Stored entries:
══════════

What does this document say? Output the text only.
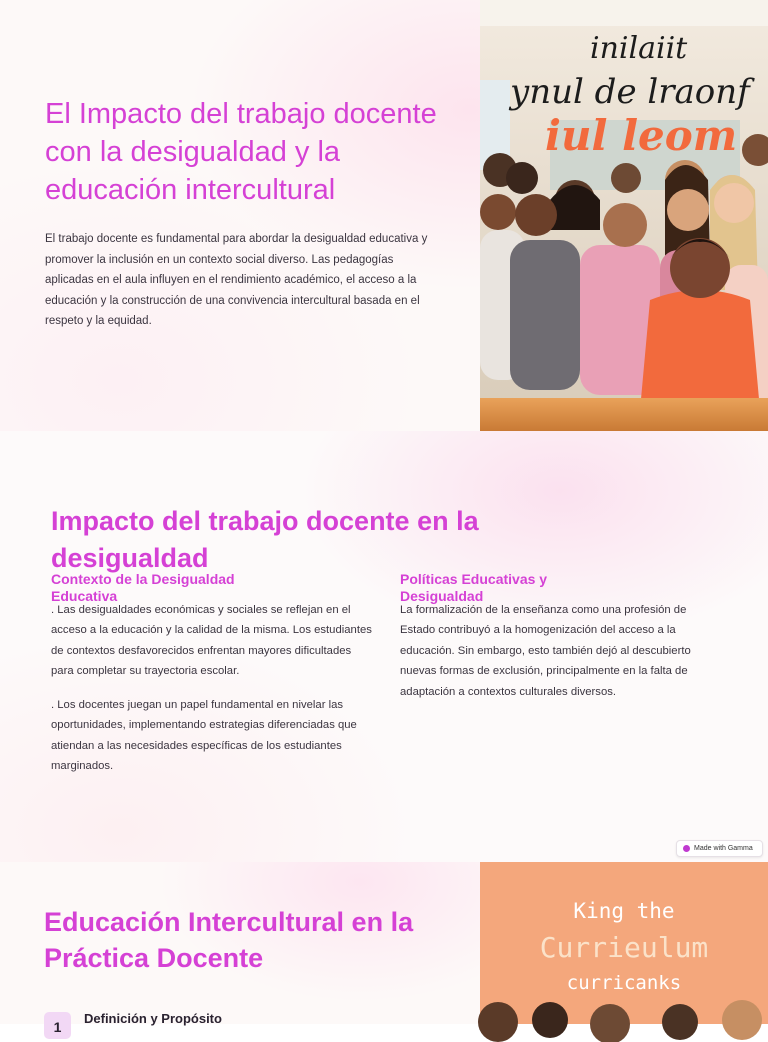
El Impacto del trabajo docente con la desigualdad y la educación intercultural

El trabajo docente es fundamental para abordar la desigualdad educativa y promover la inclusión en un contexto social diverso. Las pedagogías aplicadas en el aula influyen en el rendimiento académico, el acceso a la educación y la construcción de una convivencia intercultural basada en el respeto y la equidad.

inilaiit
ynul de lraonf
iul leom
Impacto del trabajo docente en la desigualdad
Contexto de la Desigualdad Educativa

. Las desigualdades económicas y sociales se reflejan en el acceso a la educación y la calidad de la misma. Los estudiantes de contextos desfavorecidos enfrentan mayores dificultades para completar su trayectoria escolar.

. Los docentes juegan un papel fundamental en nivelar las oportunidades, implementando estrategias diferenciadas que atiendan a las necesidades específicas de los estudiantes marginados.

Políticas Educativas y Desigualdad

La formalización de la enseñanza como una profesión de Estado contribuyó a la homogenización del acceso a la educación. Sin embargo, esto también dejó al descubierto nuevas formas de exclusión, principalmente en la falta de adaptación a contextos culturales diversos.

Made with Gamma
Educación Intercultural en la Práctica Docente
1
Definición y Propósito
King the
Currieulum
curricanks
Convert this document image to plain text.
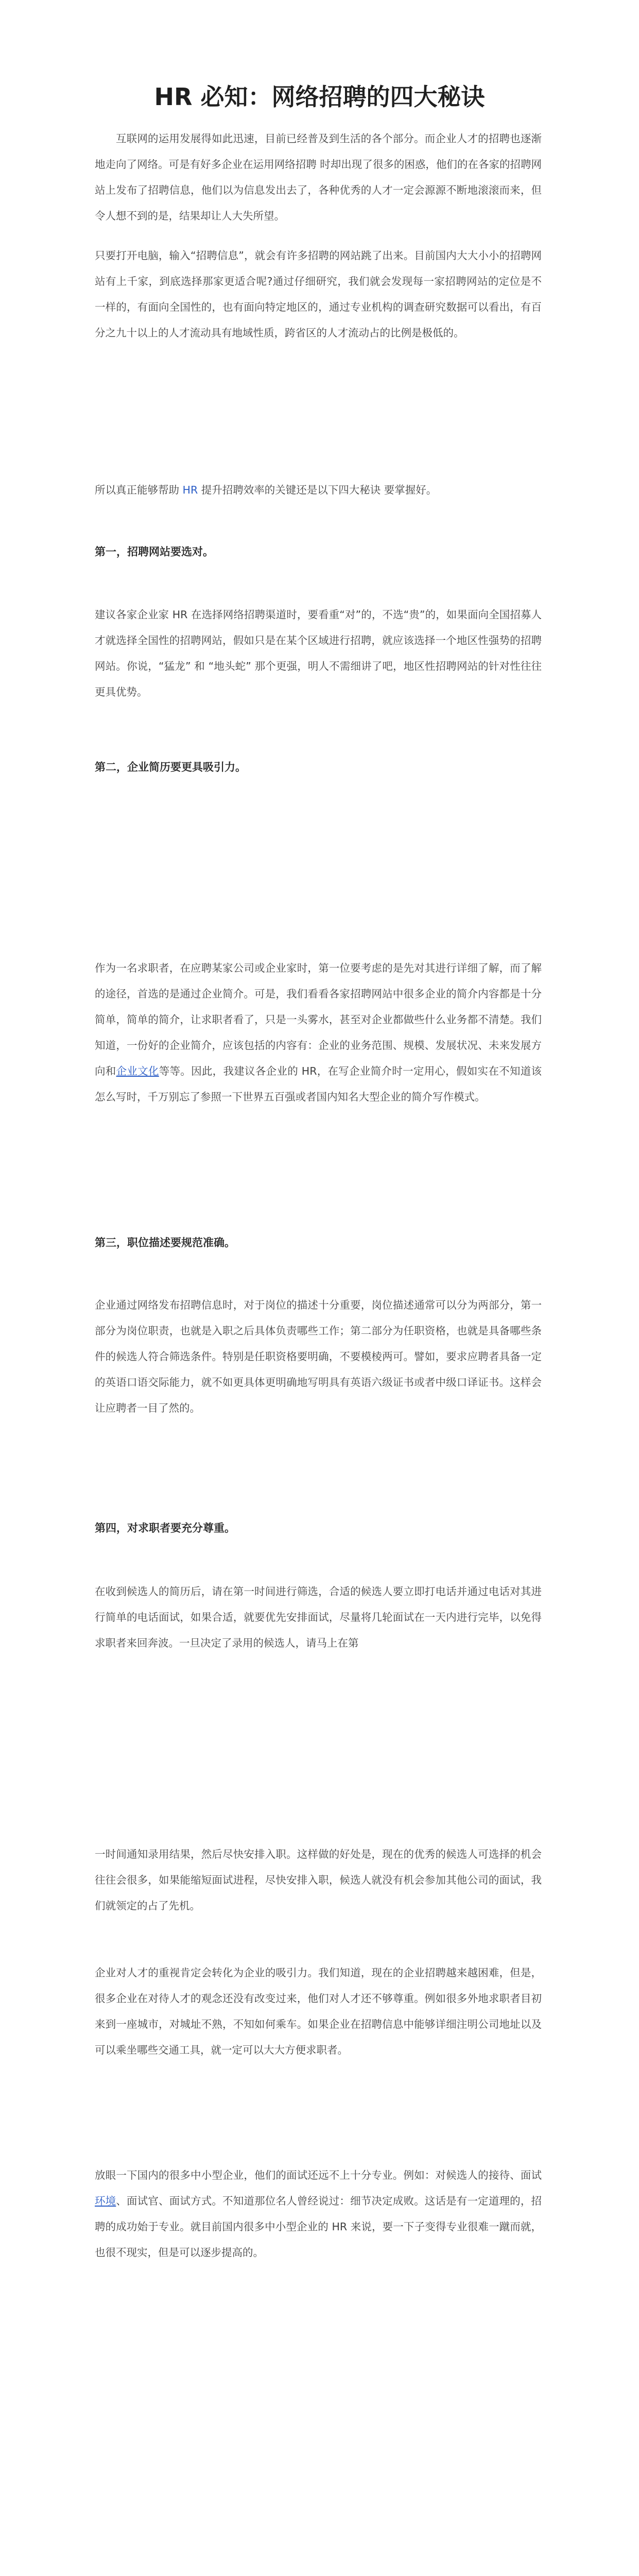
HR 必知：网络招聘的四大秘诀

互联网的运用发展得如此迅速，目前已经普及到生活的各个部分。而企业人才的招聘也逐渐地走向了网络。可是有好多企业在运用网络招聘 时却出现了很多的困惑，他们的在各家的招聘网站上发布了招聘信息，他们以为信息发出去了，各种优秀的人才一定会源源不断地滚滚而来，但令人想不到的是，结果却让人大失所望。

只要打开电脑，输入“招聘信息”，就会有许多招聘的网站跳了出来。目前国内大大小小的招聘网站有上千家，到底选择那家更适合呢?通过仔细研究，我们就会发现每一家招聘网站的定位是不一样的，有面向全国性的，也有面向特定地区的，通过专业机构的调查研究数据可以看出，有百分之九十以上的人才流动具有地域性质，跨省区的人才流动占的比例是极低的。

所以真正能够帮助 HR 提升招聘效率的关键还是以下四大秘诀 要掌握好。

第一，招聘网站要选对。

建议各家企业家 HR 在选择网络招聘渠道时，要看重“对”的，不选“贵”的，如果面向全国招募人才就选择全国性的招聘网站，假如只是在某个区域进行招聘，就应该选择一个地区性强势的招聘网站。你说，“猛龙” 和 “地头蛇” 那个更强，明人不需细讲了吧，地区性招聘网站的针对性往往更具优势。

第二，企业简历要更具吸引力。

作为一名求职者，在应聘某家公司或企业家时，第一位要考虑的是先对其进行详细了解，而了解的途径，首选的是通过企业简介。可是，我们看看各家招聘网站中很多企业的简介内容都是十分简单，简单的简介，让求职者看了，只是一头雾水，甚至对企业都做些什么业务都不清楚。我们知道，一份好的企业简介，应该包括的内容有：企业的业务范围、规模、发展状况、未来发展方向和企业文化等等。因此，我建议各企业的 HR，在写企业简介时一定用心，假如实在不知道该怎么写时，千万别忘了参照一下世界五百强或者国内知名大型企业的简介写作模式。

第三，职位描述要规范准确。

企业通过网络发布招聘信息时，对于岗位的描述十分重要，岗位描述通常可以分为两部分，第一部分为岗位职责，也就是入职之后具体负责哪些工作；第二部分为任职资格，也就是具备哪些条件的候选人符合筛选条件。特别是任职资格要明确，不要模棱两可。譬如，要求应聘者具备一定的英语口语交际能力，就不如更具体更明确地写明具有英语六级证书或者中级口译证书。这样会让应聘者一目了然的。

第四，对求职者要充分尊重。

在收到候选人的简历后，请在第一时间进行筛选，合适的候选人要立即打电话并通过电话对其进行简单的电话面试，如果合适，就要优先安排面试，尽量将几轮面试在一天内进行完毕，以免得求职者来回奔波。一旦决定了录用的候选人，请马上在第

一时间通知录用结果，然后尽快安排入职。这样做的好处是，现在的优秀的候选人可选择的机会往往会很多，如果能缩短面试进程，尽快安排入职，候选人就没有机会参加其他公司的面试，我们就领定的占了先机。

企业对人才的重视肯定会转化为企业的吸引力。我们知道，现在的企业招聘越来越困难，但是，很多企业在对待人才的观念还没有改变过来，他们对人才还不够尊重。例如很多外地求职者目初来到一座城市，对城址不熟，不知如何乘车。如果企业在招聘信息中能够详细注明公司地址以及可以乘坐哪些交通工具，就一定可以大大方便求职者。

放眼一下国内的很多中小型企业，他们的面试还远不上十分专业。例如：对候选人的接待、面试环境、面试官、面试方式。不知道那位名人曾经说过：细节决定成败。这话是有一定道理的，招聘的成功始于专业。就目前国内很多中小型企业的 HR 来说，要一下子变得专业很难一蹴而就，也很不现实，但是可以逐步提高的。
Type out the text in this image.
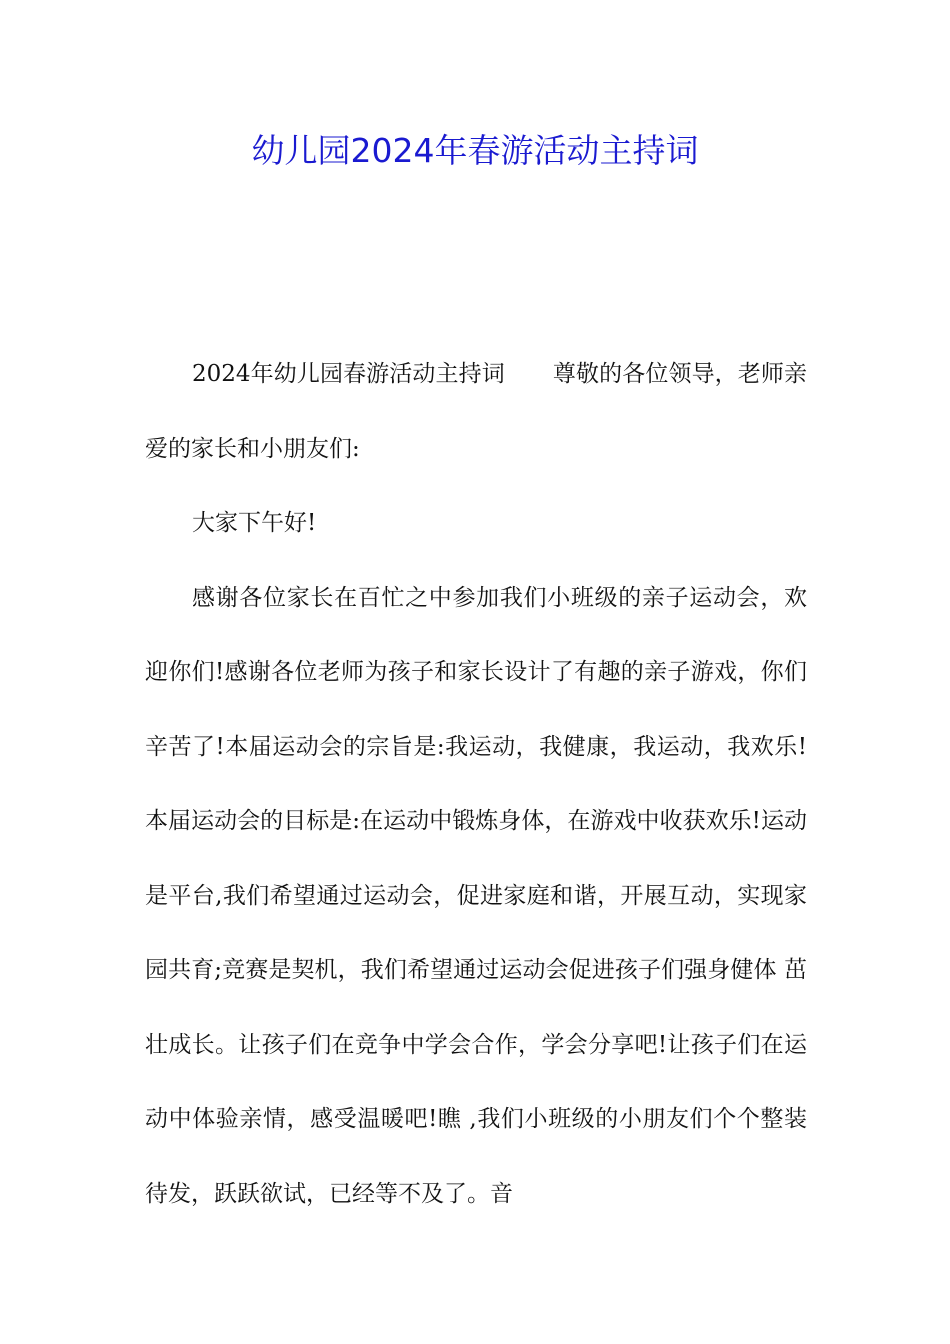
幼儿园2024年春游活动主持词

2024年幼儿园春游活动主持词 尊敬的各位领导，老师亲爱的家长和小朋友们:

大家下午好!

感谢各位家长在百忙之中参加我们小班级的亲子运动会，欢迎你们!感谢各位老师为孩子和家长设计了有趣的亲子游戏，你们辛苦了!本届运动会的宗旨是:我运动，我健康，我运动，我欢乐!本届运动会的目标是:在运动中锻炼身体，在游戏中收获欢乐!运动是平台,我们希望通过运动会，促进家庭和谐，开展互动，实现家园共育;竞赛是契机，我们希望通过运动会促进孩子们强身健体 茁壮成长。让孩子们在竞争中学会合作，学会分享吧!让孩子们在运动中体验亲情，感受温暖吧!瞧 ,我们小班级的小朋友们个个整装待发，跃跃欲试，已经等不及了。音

══════════

> **What is asked**
Print exactly the span of lines that begins with the line containing "Convert this document image to plain text." and ends with the last line of the listing, with no pictures.

> **Exercise answer**
Convert this document image to plain text.
HR 必知：网络招聘的四大秘诀

互联网的运用发展得如此迅速，目前已经普及到生活的各个部分。而企业人才的招聘也逐渐地走向了网络。可是有好多企业在运用网络招聘 时却出现了很多的困惑，他们的在各家的招聘网站上发布了招聘信息，他们以为信息发出去了，各种优秀的人才一定会源源不断地滚滚而来，但令人想不到的是，结果却让人大失所望。

只要打开电脑，输入“招聘信息”，就会有许多招聘的网站跳了出来。目前国内大大小小的招聘网站有上千家，到底选择那家更适合呢?通过仔细研究，我们就会发现每一家招聘网站的定位是不一样的，有面向全国性的，也有面向特定地区的，通过专业机构的调查研究数据可以看出，有百分之九十以上的人才流动具有地域性质，跨省区的人才流动占的比例是极低的。

所以真正能够帮助 HR 提升招聘效率的关键还是以下四大秘诀 要掌握好。

第一，招聘网站要选对。

建议各家企业家 HR 在选择网络招聘渠道时，要看重“对”的，不选“贵”的，如果面向全国招募人才就选择全国性的招聘网站，假如只是在某个区域进行招聘，就应该选择一个地区性强势的招聘网站。你说，“猛龙” 和 “地头蛇” 那个更强，明人不需细讲了吧，地区性招聘网站的针对性往往更具优势。

第二，企业简历要更具吸引力。

作为一名求职者，在应聘某家公司或企业家时，第一位要考虑的是先对其进行详细了解，而了解的途径，首选的是通过企业简介。可是，我们看看各家招聘网站中很多企业的简介内容都是十分简单，简单的简介，让求职者看了，只是一头雾水，甚至对企业都做些什么业务都不清楚。我们知道，一份好的企业简介，应该包括的内容有：企业的业务范围、规模、发展状况、未来发展方向和企业文化等等。因此，我建议各企业的 HR，在写企业简介时一定用心，假如实在不知道该怎么写时，千万别忘了参照一下世界五百强或者国内知名大型企业的简介写作模式。

第三，职位描述要规范准确。

企业通过网络发布招聘信息时，对于岗位的描述十分重要，岗位描述通常可以分为两部分，第一部分为岗位职责，也就是入职之后具体负责哪些工作；第二部分为任职资格，也就是具备哪些条件的候选人符合筛选条件。特别是任职资格要明确，不要模棱两可。譬如，要求应聘者具备一定的英语口语交际能力，就不如更具体更明确地写明具有英语六级证书或者中级口译证书。这样会让应聘者一目了然的。

第四，对求职者要充分尊重。

在收到候选人的简历后，请在第一时间进行筛选，合适的候选人要立即打电话并通过电话对其进行简单的电话面试，如果合适，就要优先安排面试，尽量将几轮面试在一天内进行完毕，以免得求职者来回奔波。一旦决定了录用的候选人，请马上在第

一时间通知录用结果，然后尽快安排入职。这样做的好处是，现在的优秀的候选人可选择的机会往往会很多，如果能缩短面试进程，尽快安排入职，候选人就没有机会参加其他公司的面试，我们就领定的占了先机。

企业对人才的重视肯定会转化为企业的吸引力。我们知道，现在的企业招聘越来越困难，但是，很多企业在对待人才的观念还没有改变过来，他们对人才还不够尊重。例如很多外地求职者目初来到一座城市，对城址不熟，不知如何乘车。如果企业在招聘信息中能够详细注明公司地址以及可以乘坐哪些交通工具，就一定可以大大方便求职者。

放眼一下国内的很多中小型企业，他们的面试还远不上十分专业。例如：对候选人的接待、面试环境、面试官、面试方式。不知道那位名人曾经说过：细节决定成败。这话是有一定道理的，招聘的成功始于专业。就目前国内很多中小型企业的 HR 来说，要一下子变得专业很难一蹴而就，也很不现实，但是可以逐步提高的。
Type out the text in this image.
幼儿园2024年春游活动主持词

2024年幼儿园春游活动主持词 尊敬的各位领导，老师亲爱的家长和小朋友们:

大家下午好!

感谢各位家长在百忙之中参加我们小班级的亲子运动会，欢迎你们!感谢各位老师为孩子和家长设计了有趣的亲子游戏，你们辛苦了!本届运动会的宗旨是:我运动，我健康，我运动，我欢乐!本届运动会的目标是:在运动中锻炼身体，在游戏中收获欢乐!运动是平台,我们希望通过运动会，促进家庭和谐，开展互动，实现家园共育;竞赛是契机，我们希望通过运动会促进孩子们强身健体 茁壮成长。让孩子们在竞争中学会合作，学会分享吧!让孩子们在运动中体验亲情，感受温暖吧!瞧 ,我们小班级的小朋友们个个整装待发，跃跃欲试，已经等不及了。音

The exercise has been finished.